** YOUR GOAL **
Reproduce every entry in the listing without alteration.

***** DATA FOR PROCESSING

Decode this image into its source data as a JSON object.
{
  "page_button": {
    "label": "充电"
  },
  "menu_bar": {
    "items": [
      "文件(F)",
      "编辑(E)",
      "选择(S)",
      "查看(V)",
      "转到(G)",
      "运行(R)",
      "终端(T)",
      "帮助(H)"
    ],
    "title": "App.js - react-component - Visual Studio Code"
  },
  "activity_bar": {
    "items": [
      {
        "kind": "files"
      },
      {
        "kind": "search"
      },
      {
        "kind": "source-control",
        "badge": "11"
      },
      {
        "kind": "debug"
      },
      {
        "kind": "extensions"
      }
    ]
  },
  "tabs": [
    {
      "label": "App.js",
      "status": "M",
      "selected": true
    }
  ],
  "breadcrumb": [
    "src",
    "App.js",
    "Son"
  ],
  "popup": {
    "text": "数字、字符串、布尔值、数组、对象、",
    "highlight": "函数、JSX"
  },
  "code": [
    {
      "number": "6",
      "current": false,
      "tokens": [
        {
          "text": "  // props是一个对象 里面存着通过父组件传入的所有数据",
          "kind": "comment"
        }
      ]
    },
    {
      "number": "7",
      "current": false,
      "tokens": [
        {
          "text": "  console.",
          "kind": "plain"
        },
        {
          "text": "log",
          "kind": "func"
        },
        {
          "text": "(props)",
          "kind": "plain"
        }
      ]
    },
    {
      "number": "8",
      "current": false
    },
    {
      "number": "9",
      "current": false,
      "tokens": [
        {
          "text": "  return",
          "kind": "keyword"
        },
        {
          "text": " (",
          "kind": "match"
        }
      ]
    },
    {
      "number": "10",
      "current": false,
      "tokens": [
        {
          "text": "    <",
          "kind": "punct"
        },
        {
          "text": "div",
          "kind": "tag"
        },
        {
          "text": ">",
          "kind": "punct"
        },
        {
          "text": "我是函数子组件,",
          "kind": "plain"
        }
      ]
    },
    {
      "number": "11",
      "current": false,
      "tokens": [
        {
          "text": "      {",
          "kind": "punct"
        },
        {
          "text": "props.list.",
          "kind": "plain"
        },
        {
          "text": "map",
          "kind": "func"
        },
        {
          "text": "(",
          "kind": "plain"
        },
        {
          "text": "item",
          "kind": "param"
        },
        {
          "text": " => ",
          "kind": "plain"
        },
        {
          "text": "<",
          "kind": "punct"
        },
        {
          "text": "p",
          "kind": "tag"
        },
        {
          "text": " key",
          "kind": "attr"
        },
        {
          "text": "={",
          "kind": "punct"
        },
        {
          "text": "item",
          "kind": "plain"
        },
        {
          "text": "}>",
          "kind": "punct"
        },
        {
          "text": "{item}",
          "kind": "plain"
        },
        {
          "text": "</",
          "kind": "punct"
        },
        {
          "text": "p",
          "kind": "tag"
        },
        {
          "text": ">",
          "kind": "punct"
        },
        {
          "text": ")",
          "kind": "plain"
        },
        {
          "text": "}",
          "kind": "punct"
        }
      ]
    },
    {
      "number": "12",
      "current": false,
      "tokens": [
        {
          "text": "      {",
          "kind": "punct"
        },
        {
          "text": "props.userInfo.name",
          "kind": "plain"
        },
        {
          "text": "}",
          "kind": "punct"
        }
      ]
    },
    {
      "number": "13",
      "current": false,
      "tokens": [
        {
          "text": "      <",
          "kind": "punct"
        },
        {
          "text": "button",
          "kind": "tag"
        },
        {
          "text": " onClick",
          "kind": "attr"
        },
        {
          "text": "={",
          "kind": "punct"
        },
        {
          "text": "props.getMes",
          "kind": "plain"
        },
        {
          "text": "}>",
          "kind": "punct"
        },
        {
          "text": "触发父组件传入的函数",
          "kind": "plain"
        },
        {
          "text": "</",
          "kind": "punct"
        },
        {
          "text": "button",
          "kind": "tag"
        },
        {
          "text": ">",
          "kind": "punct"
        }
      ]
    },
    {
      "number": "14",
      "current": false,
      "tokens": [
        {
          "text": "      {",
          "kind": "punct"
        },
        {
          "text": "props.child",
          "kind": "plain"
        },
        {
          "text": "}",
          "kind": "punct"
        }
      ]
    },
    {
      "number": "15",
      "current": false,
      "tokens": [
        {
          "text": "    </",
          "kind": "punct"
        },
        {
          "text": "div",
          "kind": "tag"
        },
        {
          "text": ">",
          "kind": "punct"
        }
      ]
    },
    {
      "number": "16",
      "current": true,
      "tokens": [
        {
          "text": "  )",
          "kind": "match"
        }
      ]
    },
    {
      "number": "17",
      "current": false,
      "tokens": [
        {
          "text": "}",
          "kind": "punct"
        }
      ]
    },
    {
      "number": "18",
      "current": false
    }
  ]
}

**********

** CORRECT OUTPUT **
Decode this image into its source data as a JSON object.
{
  "page_button": {
    "label": "充电"
  },
  "menu_bar": {
    "items": [
      "文件(F)",
      "编辑(E)",
      "选择(S)",
      "查看(V)",
      "转到(G)",
      "运行(R)",
      "终端(T)",
      "帮助(H)"
    ],
    "title": "App.js - react-component - Visual Studio Code"
  },
  "activity_bar": {
    "items": [
      {
        "kind": "files"
      },
      {
        "kind": "search"
      },
      {
        "kind": "source-control",
        "badge": "11"
      },
      {
        "kind": "debug"
      },
      {
        "kind": "extensions"
      }
    ]
  },
  "tabs": [
    {
      "label": "App.js",
      "status": "M",
      "selected": true
    }
  ],
  "breadcrumb": [
    "src",
    "App.js",
    "Son"
  ],
  "popup": {
    "text": "数字、字符串、布尔值、数组、对象、",
    "highlight": "函数、JSX"
  },
  "code": [
    {
      "number": "6",
      "current": false,
      "tokens": [
        {
          "text": "  // props是一个对象 里面存着通过父组件传入的所有数据",
          "kind": "comment"
        }
      ]
    },
    {
      "number": "7",
      "current": false,
      "tokens": [
        {
          "text": "  console.",
          "kind": "plain"
        },
        {
          "text": "log",
          "kind": "func"
        },
        {
          "text": "(props)",
          "kind": "plain"
        }
      ]
    },
    {
      "number": "8",
      "current": false
    },
    {
      "number": "9",
      "current": false,
      "tokens": [
        {
          "text": "  return",
          "kind": "keyword"
        },
        {
          "text": " (",
          "kind": "match"
        }
      ]
    },
    {
      "number": "10",
      "current": false,
      "tokens": [
        {
          "text": "    <",
          "kind": "punct"
        },
        {
          "text": "div",
          "kind": "tag"
        },
        {
          "text": ">",
          "kind": "punct"
        },
        {
          "text": "我是函数子组件,",
          "kind": "plain"
        }
      ]
    },
    {
      "number": "11",
      "current": false,
      "tokens": [
        {
          "text": "      {",
          "kind": "punct"
        },
        {
          "text": "props.list.",
          "kind": "plain"
        },
        {
          "text": "map",
          "kind": "func"
        },
        {
          "text": "(",
          "kind": "plain"
        },
        {
          "text": "item",
          "kind": "param"
        },
        {
          "text": " => ",
          "kind": "plain"
        },
        {
          "text": "<",
          "kind": "punct"
        },
        {
          "text": "p",
          "kind": "tag"
        },
        {
          "text": " key",
          "kind": "attr"
        },
        {
          "text": "={",
          "kind": "punct"
        },
        {
          "text": "item",
          "kind": "plain"
        },
        {
          "text": "}>",
          "kind": "punct"
        },
        {
          "text": "{item}",
          "kind": "plain"
        },
        {
          "text": "</",
          "kind": "punct"
        },
        {
          "text": "p",
          "kind": "tag"
        },
        {
          "text": ">",
          "kind": "punct"
        },
        {
          "text": ")",
          "kind": "plain"
        },
        {
          "text": "}",
          "kind": "punct"
        }
      ]
    },
    {
      "number": "12",
      "current": false,
      "tokens": [
        {
          "text": "      {",
          "kind": "punct"
        },
        {
          "text": "props.userInfo.name",
          "kind": "plain"
        },
        {
          "text": "}",
          "kind": "punct"
        }
      ]
    },
    {
      "number": "13",
      "current": false,
      "tokens": [
        {
          "text": "      <",
          "kind": "punct"
        },
        {
          "text": "button",
          "kind": "tag"
        },
        {
          "text": " onClick",
          "kind": "attr"
        },
        {
          "text": "={",
          "kind": "punct"
        },
        {
          "text": "props.getMes",
          "kind": "plain"
        },
        {
          "text": "}>",
          "kind": "punct"
        },
        {
          "text": "触发父组件传入的函数",
          "kind": "plain"
        },
        {
          "text": "</",
          "kind": "punct"
        },
        {
          "text": "button",
          "kind": "tag"
        },
        {
          "text": ">",
          "kind": "punct"
        }
      ]
    },
    {
      "number": "14",
      "current": false,
      "tokens": [
        {
          "text": "      {",
          "kind": "punct"
        },
        {
          "text": "props.child",
          "kind": "plain"
        },
        {
          "text": "}",
          "kind": "punct"
        }
      ]
    },
    {
      "number": "15",
      "current": false,
      "tokens": [
        {
          "text": "    </",
          "kind": "punct"
        },
        {
          "text": "div",
          "kind": "tag"
        },
        {
          "text": ">",
          "kind": "punct"
        }
      ]
    },
    {
      "number": "16",
      "current": true,
      "tokens": [
        {
          "text": "  )",
          "kind": "match"
        }
      ]
    },
    {
      "number": "17",
      "current": false,
      "tokens": [
        {
          "text": "}",
          "kind": "punct"
        }
      ]
    },
    {
      "number": "18",
      "current": false
    }
  ]
}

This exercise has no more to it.